Copy each line containing the word "background" from the records that follow, please.

- _INFORMATION PROVIDED_
=-=-=-=-=

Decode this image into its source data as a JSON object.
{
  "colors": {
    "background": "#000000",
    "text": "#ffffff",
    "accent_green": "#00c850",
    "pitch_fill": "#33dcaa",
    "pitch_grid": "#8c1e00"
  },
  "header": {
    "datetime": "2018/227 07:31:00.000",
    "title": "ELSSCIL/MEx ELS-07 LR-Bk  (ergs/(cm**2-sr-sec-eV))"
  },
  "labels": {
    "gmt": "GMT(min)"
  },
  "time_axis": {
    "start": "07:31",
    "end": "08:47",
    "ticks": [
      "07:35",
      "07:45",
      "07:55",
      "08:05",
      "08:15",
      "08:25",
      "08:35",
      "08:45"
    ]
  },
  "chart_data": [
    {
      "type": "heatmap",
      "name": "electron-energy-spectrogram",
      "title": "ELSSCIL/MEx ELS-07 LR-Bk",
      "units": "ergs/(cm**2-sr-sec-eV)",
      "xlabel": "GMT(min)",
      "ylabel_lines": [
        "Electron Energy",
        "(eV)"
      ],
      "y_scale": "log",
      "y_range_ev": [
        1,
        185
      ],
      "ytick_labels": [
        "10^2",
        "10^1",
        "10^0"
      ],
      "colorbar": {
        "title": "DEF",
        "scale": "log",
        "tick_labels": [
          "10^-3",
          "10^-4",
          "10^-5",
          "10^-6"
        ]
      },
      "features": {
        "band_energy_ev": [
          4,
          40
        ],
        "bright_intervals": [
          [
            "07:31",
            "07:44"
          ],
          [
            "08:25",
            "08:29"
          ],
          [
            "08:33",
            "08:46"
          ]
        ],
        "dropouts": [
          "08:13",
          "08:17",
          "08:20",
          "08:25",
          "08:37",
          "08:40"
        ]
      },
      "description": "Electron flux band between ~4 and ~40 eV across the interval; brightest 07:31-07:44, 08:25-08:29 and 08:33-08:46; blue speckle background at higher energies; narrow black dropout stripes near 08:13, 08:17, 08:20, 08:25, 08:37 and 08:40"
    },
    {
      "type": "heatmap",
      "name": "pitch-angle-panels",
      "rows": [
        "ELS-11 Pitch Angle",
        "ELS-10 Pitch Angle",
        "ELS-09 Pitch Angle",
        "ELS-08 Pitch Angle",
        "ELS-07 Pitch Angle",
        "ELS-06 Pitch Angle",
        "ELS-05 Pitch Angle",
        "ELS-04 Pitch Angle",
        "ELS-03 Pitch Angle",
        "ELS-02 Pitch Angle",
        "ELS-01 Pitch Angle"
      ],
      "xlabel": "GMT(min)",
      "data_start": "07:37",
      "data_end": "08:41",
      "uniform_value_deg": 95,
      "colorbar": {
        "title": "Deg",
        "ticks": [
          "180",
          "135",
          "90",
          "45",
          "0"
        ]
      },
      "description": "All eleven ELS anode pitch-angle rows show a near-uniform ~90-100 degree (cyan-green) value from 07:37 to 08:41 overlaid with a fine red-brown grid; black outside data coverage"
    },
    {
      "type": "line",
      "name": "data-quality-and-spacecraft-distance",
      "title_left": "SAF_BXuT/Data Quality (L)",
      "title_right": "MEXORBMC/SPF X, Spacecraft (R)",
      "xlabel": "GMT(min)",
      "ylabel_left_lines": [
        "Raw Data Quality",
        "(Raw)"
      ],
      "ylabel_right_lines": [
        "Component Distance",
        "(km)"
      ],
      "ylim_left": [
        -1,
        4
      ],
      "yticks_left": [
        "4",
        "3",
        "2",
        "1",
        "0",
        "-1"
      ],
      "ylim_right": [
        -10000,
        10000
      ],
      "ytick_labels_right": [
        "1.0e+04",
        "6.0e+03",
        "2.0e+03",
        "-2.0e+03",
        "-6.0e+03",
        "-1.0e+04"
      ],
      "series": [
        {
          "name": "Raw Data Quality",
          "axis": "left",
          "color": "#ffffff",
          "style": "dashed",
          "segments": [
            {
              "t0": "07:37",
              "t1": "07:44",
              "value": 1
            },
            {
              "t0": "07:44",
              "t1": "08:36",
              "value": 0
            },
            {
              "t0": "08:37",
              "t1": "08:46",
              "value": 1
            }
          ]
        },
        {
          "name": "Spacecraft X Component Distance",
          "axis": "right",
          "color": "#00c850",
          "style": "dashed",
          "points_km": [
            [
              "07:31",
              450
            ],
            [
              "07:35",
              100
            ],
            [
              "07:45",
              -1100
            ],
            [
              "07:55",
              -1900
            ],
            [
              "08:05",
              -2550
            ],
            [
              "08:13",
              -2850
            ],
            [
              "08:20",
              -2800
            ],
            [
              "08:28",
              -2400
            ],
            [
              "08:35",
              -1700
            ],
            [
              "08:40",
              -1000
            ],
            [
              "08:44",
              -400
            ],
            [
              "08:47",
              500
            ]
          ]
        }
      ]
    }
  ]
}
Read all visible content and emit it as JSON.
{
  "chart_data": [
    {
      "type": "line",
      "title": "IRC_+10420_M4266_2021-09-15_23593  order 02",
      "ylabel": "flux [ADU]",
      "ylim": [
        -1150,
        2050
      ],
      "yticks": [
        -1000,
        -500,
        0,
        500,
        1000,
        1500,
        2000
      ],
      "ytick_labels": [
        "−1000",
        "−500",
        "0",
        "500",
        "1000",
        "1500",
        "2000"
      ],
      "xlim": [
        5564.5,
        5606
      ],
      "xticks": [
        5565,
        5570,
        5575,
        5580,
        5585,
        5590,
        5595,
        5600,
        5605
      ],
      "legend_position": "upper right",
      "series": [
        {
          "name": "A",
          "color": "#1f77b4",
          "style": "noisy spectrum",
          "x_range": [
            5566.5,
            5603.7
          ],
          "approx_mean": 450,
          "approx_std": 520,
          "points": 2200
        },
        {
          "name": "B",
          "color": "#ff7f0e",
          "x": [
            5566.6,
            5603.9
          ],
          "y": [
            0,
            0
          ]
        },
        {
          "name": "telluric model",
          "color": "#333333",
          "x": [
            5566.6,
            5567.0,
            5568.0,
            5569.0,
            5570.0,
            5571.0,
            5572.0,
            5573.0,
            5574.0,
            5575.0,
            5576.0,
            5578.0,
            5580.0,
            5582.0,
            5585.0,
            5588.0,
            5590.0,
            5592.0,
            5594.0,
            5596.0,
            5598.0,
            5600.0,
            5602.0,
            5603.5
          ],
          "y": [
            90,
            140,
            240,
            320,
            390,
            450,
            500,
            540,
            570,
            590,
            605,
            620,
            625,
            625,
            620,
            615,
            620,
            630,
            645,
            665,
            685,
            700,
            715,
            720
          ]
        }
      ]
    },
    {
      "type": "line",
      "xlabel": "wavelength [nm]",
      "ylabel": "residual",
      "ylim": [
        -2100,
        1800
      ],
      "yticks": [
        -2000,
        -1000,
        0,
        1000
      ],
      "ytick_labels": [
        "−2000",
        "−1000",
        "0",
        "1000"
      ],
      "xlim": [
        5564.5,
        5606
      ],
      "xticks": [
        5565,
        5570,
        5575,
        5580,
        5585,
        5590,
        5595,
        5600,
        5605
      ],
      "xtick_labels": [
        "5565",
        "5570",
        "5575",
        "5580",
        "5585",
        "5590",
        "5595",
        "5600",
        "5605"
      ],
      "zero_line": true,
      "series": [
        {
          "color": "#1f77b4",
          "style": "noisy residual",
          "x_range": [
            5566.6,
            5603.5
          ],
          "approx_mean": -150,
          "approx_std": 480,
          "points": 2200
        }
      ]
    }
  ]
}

=-=-=-=-=

- _WRITTEN RESPONSE_
    "background": "#000000",
      "description": "Electron flux band between ~4 and ~40 eV across the interval; brightest 07:31-07:44, 08:25-08:29 and 08:33-08:46; blue speckle background at higher energies; narrow black dropout stripes near 08:13, 08:17, 08:20, 08:25, 08:37 and 08:40"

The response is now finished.